(Some records)
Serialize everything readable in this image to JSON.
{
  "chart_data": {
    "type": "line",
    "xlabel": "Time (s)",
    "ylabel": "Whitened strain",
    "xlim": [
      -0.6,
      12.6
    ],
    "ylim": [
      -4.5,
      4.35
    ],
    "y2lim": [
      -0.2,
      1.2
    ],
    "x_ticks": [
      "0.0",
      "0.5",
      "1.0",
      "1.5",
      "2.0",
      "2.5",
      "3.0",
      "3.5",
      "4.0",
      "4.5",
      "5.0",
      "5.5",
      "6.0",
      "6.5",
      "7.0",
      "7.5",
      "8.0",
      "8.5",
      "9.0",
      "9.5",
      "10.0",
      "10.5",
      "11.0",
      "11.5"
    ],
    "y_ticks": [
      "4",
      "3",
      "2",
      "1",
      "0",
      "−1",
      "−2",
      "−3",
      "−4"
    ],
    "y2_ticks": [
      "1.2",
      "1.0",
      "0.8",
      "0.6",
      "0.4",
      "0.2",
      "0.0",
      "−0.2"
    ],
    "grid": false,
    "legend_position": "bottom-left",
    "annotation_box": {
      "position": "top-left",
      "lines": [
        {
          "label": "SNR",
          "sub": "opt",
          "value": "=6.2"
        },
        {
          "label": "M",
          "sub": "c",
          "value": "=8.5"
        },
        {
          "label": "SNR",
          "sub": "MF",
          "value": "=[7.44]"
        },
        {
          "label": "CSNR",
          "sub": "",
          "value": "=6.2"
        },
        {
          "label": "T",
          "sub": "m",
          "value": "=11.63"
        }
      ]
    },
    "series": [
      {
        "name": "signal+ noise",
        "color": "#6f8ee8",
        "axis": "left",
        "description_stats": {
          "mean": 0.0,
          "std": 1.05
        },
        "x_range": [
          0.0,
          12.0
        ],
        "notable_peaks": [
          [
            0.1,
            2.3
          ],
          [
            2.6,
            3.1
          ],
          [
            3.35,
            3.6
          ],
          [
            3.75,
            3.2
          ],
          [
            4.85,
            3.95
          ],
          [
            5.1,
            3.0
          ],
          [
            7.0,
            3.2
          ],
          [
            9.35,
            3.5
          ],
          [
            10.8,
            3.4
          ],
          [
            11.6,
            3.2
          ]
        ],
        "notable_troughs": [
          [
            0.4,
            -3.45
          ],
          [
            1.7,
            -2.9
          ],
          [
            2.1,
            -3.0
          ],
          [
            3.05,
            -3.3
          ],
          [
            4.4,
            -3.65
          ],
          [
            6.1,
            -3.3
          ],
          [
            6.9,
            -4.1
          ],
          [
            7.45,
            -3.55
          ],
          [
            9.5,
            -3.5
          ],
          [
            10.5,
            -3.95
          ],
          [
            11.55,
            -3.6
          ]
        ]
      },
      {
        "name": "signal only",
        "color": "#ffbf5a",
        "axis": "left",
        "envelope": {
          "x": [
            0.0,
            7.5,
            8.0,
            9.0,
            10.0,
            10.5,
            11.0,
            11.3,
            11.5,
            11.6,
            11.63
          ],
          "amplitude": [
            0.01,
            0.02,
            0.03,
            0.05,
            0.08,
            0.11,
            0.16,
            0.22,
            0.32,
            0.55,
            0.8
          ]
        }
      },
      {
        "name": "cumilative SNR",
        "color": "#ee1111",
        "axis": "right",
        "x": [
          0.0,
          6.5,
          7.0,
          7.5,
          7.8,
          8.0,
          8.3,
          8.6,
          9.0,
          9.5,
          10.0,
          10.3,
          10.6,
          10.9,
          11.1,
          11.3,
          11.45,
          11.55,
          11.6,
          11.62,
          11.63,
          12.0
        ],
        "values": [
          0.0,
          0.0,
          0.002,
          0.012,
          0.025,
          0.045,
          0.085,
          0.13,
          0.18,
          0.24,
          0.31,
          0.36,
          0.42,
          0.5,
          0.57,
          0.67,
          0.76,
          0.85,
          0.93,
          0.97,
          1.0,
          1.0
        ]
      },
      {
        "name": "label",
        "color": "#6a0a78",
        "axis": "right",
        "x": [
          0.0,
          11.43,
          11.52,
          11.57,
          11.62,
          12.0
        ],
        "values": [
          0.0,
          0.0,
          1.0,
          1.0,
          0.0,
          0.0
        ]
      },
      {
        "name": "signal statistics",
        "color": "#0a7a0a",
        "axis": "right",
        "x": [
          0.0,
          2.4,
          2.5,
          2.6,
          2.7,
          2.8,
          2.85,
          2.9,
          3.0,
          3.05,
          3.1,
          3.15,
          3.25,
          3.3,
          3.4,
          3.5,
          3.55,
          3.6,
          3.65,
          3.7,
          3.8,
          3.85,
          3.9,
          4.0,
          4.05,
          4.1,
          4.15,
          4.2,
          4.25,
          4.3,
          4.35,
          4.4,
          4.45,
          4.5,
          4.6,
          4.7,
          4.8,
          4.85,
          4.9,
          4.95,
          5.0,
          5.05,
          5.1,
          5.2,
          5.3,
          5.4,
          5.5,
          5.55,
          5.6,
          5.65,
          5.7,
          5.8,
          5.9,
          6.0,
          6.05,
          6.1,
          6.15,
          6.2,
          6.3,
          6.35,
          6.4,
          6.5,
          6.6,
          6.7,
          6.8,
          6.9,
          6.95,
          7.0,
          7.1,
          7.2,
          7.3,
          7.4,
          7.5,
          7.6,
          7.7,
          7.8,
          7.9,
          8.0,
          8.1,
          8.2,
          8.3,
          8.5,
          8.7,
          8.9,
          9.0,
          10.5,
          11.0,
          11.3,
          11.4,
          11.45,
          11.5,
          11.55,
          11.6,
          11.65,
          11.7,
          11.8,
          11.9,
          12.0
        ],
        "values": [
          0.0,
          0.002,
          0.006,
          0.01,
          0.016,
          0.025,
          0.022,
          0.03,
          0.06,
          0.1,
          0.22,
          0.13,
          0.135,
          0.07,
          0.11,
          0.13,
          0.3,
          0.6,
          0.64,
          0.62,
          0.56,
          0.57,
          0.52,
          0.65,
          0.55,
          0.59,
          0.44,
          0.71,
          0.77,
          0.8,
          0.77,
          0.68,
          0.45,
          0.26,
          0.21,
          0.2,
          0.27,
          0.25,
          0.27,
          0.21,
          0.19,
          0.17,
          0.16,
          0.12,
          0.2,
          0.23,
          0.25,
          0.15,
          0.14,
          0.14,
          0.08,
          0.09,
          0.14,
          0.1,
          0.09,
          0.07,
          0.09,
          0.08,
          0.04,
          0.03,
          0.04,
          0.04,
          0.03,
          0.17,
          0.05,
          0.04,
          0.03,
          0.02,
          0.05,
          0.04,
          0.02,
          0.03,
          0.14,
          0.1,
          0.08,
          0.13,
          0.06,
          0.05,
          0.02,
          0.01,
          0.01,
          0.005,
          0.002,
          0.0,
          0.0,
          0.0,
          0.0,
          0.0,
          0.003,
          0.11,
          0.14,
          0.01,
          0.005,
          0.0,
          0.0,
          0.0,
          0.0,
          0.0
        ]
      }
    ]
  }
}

### Exercise goal
Write out the full listing, keeping every line exactly as it is.

### Answer to this exercise
Serialize everything readable in this image to JSON.
{
  "chart_data": {
    "type": "line",
    "xlabel": "Time (s)",
    "ylabel": "Whitened strain",
    "xlim": [
      -0.6,
      12.6
    ],
    "ylim": [
      -4.5,
      4.35
    ],
    "y2lim": [
      -0.2,
      1.2
    ],
    "x_ticks": [
      "0.0",
      "0.5",
      "1.0",
      "1.5",
      "2.0",
      "2.5",
      "3.0",
      "3.5",
      "4.0",
      "4.5",
      "5.0",
      "5.5",
      "6.0",
      "6.5",
      "7.0",
      "7.5",
      "8.0",
      "8.5",
      "9.0",
      "9.5",
      "10.0",
      "10.5",
      "11.0",
      "11.5"
    ],
    "y_ticks": [
      "4",
      "3",
      "2",
      "1",
      "0",
      "−1",
      "−2",
      "−3",
      "−4"
    ],
    "y2_ticks": [
      "1.2",
      "1.0",
      "0.8",
      "0.6",
      "0.4",
      "0.2",
      "0.0",
      "−0.2"
    ],
    "grid": false,
    "legend_position": "bottom-left",
    "annotation_box": {
      "position": "top-left",
      "lines": [
        {
          "label": "SNR",
          "sub": "opt",
          "value": "=6.2"
        },
        {
          "label": "M",
          "sub": "c",
          "value": "=8.5"
        },
        {
          "label": "SNR",
          "sub": "MF",
          "value": "=[7.44]"
        },
        {
          "label": "CSNR",
          "sub": "",
          "value": "=6.2"
        },
        {
          "label": "T",
          "sub": "m",
          "value": "=11.63"
        }
      ]
    },
    "series": [
      {
        "name": "signal+ noise",
        "color": "#6f8ee8",
        "axis": "left",
        "description_stats": {
          "mean": 0.0,
          "std": 1.05
        },
        "x_range": [
          0.0,
          12.0
        ],
        "notable_peaks": [
          [
            0.1,
            2.3
          ],
          [
            2.6,
            3.1
          ],
          [
            3.35,
            3.6
          ],
          [
            3.75,
            3.2
          ],
          [
            4.85,
            3.95
          ],
          [
            5.1,
            3.0
          ],
          [
            7.0,
            3.2
          ],
          [
            9.35,
            3.5
          ],
          [
            10.8,
            3.4
          ],
          [
            11.6,
            3.2
          ]
        ],
        "notable_troughs": [
          [
            0.4,
            -3.45
          ],
          [
            1.7,
            -2.9
          ],
          [
            2.1,
            -3.0
          ],
          [
            3.05,
            -3.3
          ],
          [
            4.4,
            -3.65
          ],
          [
            6.1,
            -3.3
          ],
          [
            6.9,
            -4.1
          ],
          [
            7.45,
            -3.55
          ],
          [
            9.5,
            -3.5
          ],
          [
            10.5,
            -3.95
          ],
          [
            11.55,
            -3.6
          ]
        ]
      },
      {
        "name": "signal only",
        "color": "#ffbf5a",
        "axis": "left",
        "envelope": {
          "x": [
            0.0,
            7.5,
            8.0,
            9.0,
            10.0,
            10.5,
            11.0,
            11.3,
            11.5,
            11.6,
            11.63
          ],
          "amplitude": [
            0.01,
            0.02,
            0.03,
            0.05,
            0.08,
            0.11,
            0.16,
            0.22,
            0.32,
            0.55,
            0.8
          ]
        }
      },
      {
        "name": "cumilative SNR",
        "color": "#ee1111",
        "axis": "right",
        "x": [
          0.0,
          6.5,
          7.0,
          7.5,
          7.8,
          8.0,
          8.3,
          8.6,
          9.0,
          9.5,
          10.0,
          10.3,
          10.6,
          10.9,
          11.1,
          11.3,
          11.45,
          11.55,
          11.6,
          11.62,
          11.63,
          12.0
        ],
        "values": [
          0.0,
          0.0,
          0.002,
          0.012,
          0.025,
          0.045,
          0.085,
          0.13,
          0.18,
          0.24,
          0.31,
          0.36,
          0.42,
          0.5,
          0.57,
          0.67,
          0.76,
          0.85,
          0.93,
          0.97,
          1.0,
          1.0
        ]
      },
      {
        "name": "label",
        "color": "#6a0a78",
        "axis": "right",
        "x": [
          0.0,
          11.43,
          11.52,
          11.57,
          11.62,
          12.0
        ],
        "values": [
          0.0,
          0.0,
          1.0,
          1.0,
          0.0,
          0.0
        ]
      },
      {
        "name": "signal statistics",
        "color": "#0a7a0a",
        "axis": "right",
        "x": [
          0.0,
          2.4,
          2.5,
          2.6,
          2.7,
          2.8,
          2.85,
          2.9,
          3.0,
          3.05,
          3.1,
          3.15,
          3.25,
          3.3,
          3.4,
          3.5,
          3.55,
          3.6,
          3.65,
          3.7,
          3.8,
          3.85,
          3.9,
          4.0,
          4.05,
          4.1,
          4.15,
          4.2,
          4.25,
          4.3,
          4.35,
          4.4,
          4.45,
          4.5,
          4.6,
          4.7,
          4.8,
          4.85,
          4.9,
          4.95,
          5.0,
          5.05,
          5.1,
          5.2,
          5.3,
          5.4,
          5.5,
          5.55,
          5.6,
          5.65,
          5.7,
          5.8,
          5.9,
          6.0,
          6.05,
          6.1,
          6.15,
          6.2,
          6.3,
          6.35,
          6.4,
          6.5,
          6.6,
          6.7,
          6.8,
          6.9,
          6.95,
          7.0,
          7.1,
          7.2,
          7.3,
          7.4,
          7.5,
          7.6,
          7.7,
          7.8,
          7.9,
          8.0,
          8.1,
          8.2,
          8.3,
          8.5,
          8.7,
          8.9,
          9.0,
          10.5,
          11.0,
          11.3,
          11.4,
          11.45,
          11.5,
          11.55,
          11.6,
          11.65,
          11.7,
          11.8,
          11.9,
          12.0
        ],
        "values": [
          0.0,
          0.002,
          0.006,
          0.01,
          0.016,
          0.025,
          0.022,
          0.03,
          0.06,
          0.1,
          0.22,
          0.13,
          0.135,
          0.07,
          0.11,
          0.13,
          0.3,
          0.6,
          0.64,
          0.62,
          0.56,
          0.57,
          0.52,
          0.65,
          0.55,
          0.59,
          0.44,
          0.71,
          0.77,
          0.8,
          0.77,
          0.68,
          0.45,
          0.26,
          0.21,
          0.2,
          0.27,
          0.25,
          0.27,
          0.21,
          0.19,
          0.17,
          0.16,
          0.12,
          0.2,
          0.23,
          0.25,
          0.15,
          0.14,
          0.14,
          0.08,
          0.09,
          0.14,
          0.1,
          0.09,
          0.07,
          0.09,
          0.08,
          0.04,
          0.03,
          0.04,
          0.04,
          0.03,
          0.17,
          0.05,
          0.04,
          0.03,
          0.02,
          0.05,
          0.04,
          0.02,
          0.03,
          0.14,
          0.1,
          0.08,
          0.13,
          0.06,
          0.05,
          0.02,
          0.01,
          0.01,
          0.005,
          0.002,
          0.0,
          0.0,
          0.0,
          0.0,
          0.0,
          0.003,
          0.11,
          0.14,
          0.01,
          0.005,
          0.0,
          0.0,
          0.0,
          0.0,
          0.0
        ]
      }
    ]
  }
}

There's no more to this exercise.